TASK TO CARRY OUT:
Below are some records. How many of their lines contain the string "JSON"? Give the number only.

Source records
* * * * * * * * *

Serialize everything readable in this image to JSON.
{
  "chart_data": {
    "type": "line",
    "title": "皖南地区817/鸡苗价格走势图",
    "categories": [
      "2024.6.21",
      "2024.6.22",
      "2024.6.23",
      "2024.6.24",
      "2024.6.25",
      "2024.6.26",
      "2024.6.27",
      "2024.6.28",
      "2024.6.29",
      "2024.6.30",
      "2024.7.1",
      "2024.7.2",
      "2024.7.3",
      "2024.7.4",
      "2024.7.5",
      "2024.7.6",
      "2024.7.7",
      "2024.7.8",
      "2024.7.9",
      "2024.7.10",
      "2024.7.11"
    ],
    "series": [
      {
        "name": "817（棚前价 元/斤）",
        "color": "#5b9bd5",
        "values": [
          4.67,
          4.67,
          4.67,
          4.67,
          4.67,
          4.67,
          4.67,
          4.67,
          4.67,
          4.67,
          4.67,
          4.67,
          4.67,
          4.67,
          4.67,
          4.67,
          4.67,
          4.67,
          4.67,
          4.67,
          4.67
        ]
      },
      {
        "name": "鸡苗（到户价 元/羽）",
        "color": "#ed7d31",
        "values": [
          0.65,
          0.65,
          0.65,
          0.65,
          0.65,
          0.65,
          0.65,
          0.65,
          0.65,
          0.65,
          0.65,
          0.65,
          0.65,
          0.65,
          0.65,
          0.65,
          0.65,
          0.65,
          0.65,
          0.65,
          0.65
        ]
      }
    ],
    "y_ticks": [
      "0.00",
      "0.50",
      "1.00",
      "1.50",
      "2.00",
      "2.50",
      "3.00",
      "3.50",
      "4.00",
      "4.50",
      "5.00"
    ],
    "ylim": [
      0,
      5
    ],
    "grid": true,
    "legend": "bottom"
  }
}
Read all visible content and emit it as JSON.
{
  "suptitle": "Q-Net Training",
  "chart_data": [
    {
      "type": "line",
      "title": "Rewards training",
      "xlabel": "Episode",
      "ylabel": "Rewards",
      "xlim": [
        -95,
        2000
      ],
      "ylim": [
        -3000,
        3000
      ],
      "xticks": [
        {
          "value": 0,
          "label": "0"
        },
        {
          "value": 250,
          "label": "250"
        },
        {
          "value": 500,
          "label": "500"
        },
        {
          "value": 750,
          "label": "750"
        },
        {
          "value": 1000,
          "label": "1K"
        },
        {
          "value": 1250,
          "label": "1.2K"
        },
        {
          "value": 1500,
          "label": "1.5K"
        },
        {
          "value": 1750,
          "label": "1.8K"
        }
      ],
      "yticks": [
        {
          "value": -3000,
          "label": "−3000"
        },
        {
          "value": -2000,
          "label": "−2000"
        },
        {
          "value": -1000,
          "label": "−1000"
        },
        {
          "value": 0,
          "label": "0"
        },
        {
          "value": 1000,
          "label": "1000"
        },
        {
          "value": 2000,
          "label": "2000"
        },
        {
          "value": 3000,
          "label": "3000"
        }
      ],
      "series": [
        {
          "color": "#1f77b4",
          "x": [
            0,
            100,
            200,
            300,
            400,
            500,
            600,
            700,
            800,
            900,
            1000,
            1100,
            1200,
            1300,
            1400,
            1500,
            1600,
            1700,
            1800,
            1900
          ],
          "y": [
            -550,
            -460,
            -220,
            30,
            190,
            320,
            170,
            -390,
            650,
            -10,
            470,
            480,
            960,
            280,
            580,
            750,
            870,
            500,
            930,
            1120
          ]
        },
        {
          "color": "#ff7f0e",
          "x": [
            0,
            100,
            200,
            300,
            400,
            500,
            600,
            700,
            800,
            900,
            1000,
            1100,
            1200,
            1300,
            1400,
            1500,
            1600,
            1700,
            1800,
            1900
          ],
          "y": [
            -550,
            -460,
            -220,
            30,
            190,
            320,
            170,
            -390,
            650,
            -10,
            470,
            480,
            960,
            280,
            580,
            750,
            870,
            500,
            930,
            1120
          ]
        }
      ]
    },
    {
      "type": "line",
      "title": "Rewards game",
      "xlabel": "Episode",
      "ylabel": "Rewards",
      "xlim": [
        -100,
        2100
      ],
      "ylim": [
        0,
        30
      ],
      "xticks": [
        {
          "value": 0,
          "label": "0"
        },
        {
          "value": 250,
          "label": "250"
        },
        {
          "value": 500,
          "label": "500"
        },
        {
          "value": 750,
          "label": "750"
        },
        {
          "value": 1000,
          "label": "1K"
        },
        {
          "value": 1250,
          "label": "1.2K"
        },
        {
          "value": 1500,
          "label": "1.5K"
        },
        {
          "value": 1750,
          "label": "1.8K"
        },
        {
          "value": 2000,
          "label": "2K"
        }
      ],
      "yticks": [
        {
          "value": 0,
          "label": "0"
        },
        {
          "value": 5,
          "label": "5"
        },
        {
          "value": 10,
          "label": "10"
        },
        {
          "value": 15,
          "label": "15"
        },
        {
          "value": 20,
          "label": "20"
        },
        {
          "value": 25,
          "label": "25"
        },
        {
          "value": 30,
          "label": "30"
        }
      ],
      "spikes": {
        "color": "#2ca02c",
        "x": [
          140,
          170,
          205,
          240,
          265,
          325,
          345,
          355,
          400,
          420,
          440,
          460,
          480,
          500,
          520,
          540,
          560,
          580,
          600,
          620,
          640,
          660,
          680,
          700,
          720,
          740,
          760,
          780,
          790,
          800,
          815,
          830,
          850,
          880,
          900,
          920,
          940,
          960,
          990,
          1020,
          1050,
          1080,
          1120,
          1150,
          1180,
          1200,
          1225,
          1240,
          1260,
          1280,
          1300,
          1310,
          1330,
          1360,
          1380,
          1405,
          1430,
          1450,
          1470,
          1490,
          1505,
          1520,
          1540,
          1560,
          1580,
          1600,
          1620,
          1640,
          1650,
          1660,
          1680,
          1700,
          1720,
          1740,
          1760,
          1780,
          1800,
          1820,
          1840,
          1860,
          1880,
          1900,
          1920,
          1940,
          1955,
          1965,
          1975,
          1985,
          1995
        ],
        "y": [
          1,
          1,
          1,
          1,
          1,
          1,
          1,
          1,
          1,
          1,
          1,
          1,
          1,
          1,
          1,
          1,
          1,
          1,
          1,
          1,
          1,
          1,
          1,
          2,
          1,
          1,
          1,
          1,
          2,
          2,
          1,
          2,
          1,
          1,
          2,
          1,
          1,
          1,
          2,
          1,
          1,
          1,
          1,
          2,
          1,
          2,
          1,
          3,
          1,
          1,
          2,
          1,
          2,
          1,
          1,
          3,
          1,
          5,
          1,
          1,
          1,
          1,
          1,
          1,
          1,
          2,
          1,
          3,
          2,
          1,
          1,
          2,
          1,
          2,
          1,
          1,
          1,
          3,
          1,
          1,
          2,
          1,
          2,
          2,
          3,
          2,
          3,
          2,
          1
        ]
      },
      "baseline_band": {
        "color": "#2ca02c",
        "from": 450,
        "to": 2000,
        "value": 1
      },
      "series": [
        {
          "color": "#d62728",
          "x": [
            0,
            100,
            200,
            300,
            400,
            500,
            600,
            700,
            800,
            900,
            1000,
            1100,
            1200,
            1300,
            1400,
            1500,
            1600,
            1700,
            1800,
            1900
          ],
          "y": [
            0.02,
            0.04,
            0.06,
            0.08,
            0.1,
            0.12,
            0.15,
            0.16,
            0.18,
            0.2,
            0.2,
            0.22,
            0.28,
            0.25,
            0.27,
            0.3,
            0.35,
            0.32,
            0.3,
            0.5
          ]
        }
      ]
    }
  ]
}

* * * * * * * * *

EXERCISE OUTPUT:
2